TEXT SECTION:
[Start]
It is about 20 miles to Dallas by the nearest way, but the new mine is a mile or so southeast of the town of Dallas. There seems to be some misunderstanding as to where the town for the miners will be built. Many have figured on it being just on the southern edge of Dallas, at the new townsite called Melcher, named after Vice President Melcher of the Rock Island, who was killed in a wreck a few months ago. The town of Melcher is still a hay field, but there is a boom in the air, and even Dallas is perking up in anticipation of the coming growth. But Supt. P. P. Reece, in charge of the construction of the new mine, says his new town will be located a half mile east of the mine, and fully a mile and a half from the new town of Melcher. He expects to have a company store at Melcher also, as some of the miners will undoubtedly live there as the district is developed.
The Dallas coal tract, bought from the Whitebreast Fuel Company a few years ago by the Indiana Company, representing the Rock Island, contains nearly 4,500 acres of good coal. The Whitebreast Company hoped to develop the territory by inducing the Burlington to build a line through there, but the Burlington thought otherwise, and the tract was left idle, 12 miles from Knoxville, the nearest town.
The Indiana Company bought it with the expectation that the Rock Island would build a branch from Knoxville over to Indianola, but when the Rock Island secured the Mason City line from Des Moines to St. Paul, it changed its plans entirely and decided to build on south from Des Moines to connect with its Kansas City main line. Even then, Chariton was not on its proposed route. One survey lay through Russell and one near Lucas. The final decision, as everyone knows, was through Chariton, largely in order to reach and develop the great Inland coal fields, which would not have been developed for years if they had had to depend upon the Burlington road alone.
[End]
WORK REQUIRED: Reproduce word for word the part of the piece on the new Dallas coal mine from "The Indiana Company bought" up to and including "Burlington road alone.".

DATA SUPPLIED:
[Start]
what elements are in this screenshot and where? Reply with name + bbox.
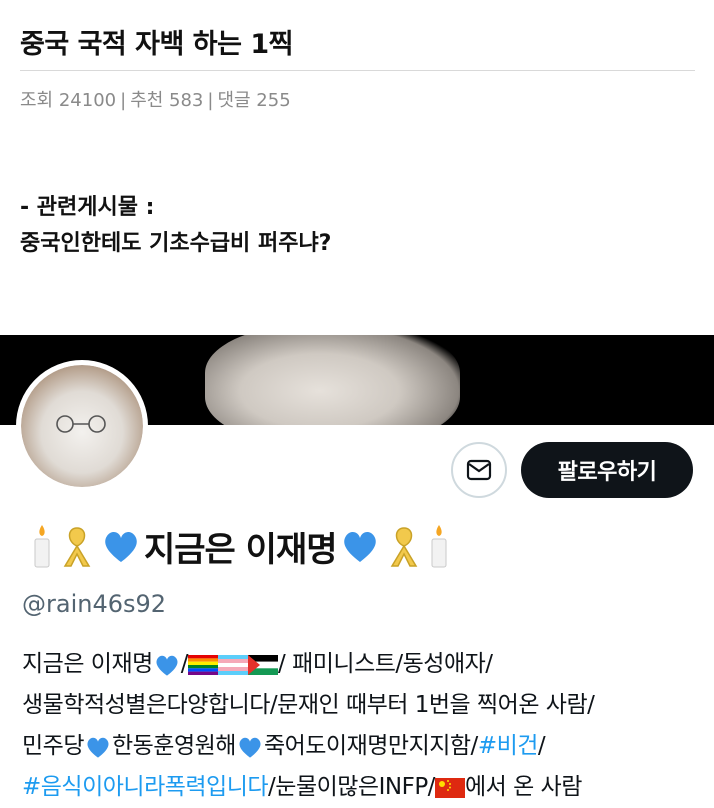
view-count: 조회 24100	[20, 90, 117, 111]
bio-text: /눈물이많은INFP/	[268, 774, 435, 800]
comment-count: 댓글 255	[217, 90, 291, 111]
meta-separator: |	[207, 90, 214, 111]
yellow-ribbon-icon	[390, 527, 417, 567]
profile-bio: 지금은 이재명 / / 패미니스트/동성애자/ 생물학적성별은다양합니다/문재인 …	[22, 644, 702, 808]
message-button[interactable]	[451, 442, 507, 498]
avatar[interactable]	[16, 360, 148, 492]
recommend-count: 추천 583	[130, 90, 204, 111]
related-heading: - 관련게시물 :	[20, 195, 155, 220]
bio-line: #음식이아니라폭력입니다/눈물이많은INFP/ 에서 온 사람	[22, 767, 702, 808]
rainbow-flag-icon	[188, 654, 219, 675]
mail-icon	[466, 459, 492, 481]
profile-handle: @rain46s92	[22, 590, 167, 618]
yellow-ribbon-icon	[63, 527, 91, 567]
meta-separator: |	[120, 90, 127, 111]
bio-line: 생물학적성별은다양합니다/문재인 때부터 1번을 찍어온 사람/	[22, 692, 595, 718]
hashtag-link[interactable]: #비건	[478, 733, 539, 759]
bio-text: 에서 온 사람	[464, 774, 582, 800]
blue-heart-icon	[87, 737, 109, 758]
bio-text: /	[180, 651, 189, 677]
hashtag-link[interactable]: #음식이아니라폭력입니다	[22, 774, 269, 800]
bio-line: 지금은 이재명 / / 패미니스트/동성애자/	[22, 644, 702, 685]
post-meta: 조회 24100 | 추천 583 | 댓글 255	[20, 86, 291, 112]
bio-text: 지금은 이재명	[22, 651, 153, 677]
blue-heart-icon	[156, 655, 178, 676]
avatar-image	[21, 365, 143, 487]
banner-image	[205, 335, 460, 425]
related-post-title[interactable]: 중국인한테도 기초수급비 퍼주냐?	[20, 226, 331, 262]
trans-flag-icon	[218, 654, 249, 675]
bio-text: / 패미니스트/동성애자/	[278, 651, 493, 677]
post-title: 중국 국적 자백 하는 1찍	[20, 29, 293, 60]
bio-text: 한동훈영원해	[111, 733, 236, 759]
bio-text: /	[537, 733, 546, 759]
china-flag-icon	[434, 777, 465, 798]
display-name-text: 지금은 이재명	[144, 529, 338, 570]
palestine-flag-icon	[248, 654, 279, 675]
blue-heart-icon	[105, 532, 137, 562]
glasses-icon	[56, 415, 106, 433]
follow-button[interactable]: 팔로우하기	[521, 442, 693, 498]
bio-line: 민주당 한동훈영원해 죽어도이재명만지지함/#비건/	[22, 726, 702, 767]
title-divider	[20, 70, 695, 71]
related-post: - 관련게시물 : 중국인한테도 기초수급비 퍼주냐?	[20, 190, 331, 262]
candle-icon	[34, 525, 50, 568]
candle-icon	[431, 525, 447, 568]
blue-heart-icon	[239, 737, 261, 758]
blue-heart-icon	[343, 532, 376, 562]
profile-display-name: 지금은 이재명	[28, 518, 453, 574]
bio-text: 민주당	[22, 733, 84, 759]
bio-text: 죽어도이재명만지지함/	[263, 733, 478, 759]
[End]
SOLUTION FOR THIS TASK:
The Indiana Company bought it with the expectation that the Rock Island would build a branch from Knoxville over to Indianola, but when the Rock Island secured the Mason City line from Des Moines to St. Paul, it changed its plans entirely and decided to build on south from Des Moines to connect with its Kansas City main line. Even then, Chariton was not on its proposed route. One survey lay through Russell and one near Lucas. The final decision, as everyone knows, was through Chariton, largely in order to reach and develop the great Inland coal fields, which would not have been developed for years if they had had to depend upon the Burlington road alone.